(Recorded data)
* * *

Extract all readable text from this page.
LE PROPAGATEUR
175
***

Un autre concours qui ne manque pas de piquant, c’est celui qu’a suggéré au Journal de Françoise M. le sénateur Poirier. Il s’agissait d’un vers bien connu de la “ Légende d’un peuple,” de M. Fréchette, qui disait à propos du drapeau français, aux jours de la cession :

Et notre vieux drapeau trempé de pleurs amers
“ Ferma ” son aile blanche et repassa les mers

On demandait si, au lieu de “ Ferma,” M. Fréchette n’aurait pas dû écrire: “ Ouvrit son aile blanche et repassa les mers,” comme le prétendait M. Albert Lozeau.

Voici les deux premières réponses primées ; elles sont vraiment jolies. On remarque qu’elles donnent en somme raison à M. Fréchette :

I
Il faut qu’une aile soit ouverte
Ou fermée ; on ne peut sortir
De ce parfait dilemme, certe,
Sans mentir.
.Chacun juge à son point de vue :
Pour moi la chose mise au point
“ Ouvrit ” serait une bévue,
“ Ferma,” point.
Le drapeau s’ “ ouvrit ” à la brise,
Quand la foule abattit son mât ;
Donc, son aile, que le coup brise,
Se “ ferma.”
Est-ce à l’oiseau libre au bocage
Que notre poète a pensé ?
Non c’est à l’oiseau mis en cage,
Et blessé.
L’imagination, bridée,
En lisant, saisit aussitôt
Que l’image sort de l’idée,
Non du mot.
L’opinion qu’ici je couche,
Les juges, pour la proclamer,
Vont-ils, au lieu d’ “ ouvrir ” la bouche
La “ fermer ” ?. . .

* * *

Task requirements: Write out every entry again, keeping each line exactly the same.

Reply:
Extract all readable text from this page.
LE PROPAGATEUR
175
***

Un autre concours qui ne manque pas de piquant, c’est celui qu’a suggéré au Journal de Françoise M. le sénateur Poirier. Il s’agissait d’un vers bien connu de la “ Légende d’un peuple,” de M. Fréchette, qui disait à propos du drapeau français, aux jours de la cession :

Et notre vieux drapeau trempé de pleurs amers
“ Ferma ” son aile blanche et repassa les mers

On demandait si, au lieu de “ Ferma,” M. Fréchette n’aurait pas dû écrire: “ Ouvrit son aile blanche et repassa les mers,” comme le prétendait M. Albert Lozeau.

Voici les deux premières réponses primées ; elles sont vraiment jolies. On remarque qu’elles donnent en somme raison à M. Fréchette :

I
Il faut qu’une aile soit ouverte
Ou fermée ; on ne peut sortir
De ce parfait dilemme, certe,
Sans mentir.
.Chacun juge à son point de vue :
Pour moi la chose mise au point
“ Ouvrit ” serait une bévue,
“ Ferma,” point.
Le drapeau s’ “ ouvrit ” à la brise,
Quand la foule abattit son mât ;
Donc, son aile, que le coup brise,
Se “ ferma.”
Est-ce à l’oiseau libre au bocage
Que notre poète a pensé ?
Non c’est à l’oiseau mis en cage,
Et blessé.
L’imagination, bridée,
En lisant, saisit aussitôt
Que l’image sort de l’idée,
Non du mot.
L’opinion qu’ici je couche,
Les juges, pour la proclamer,
Vont-ils, au lieu d’ “ ouvrir ” la bouche
La “ fermer ” ?. . .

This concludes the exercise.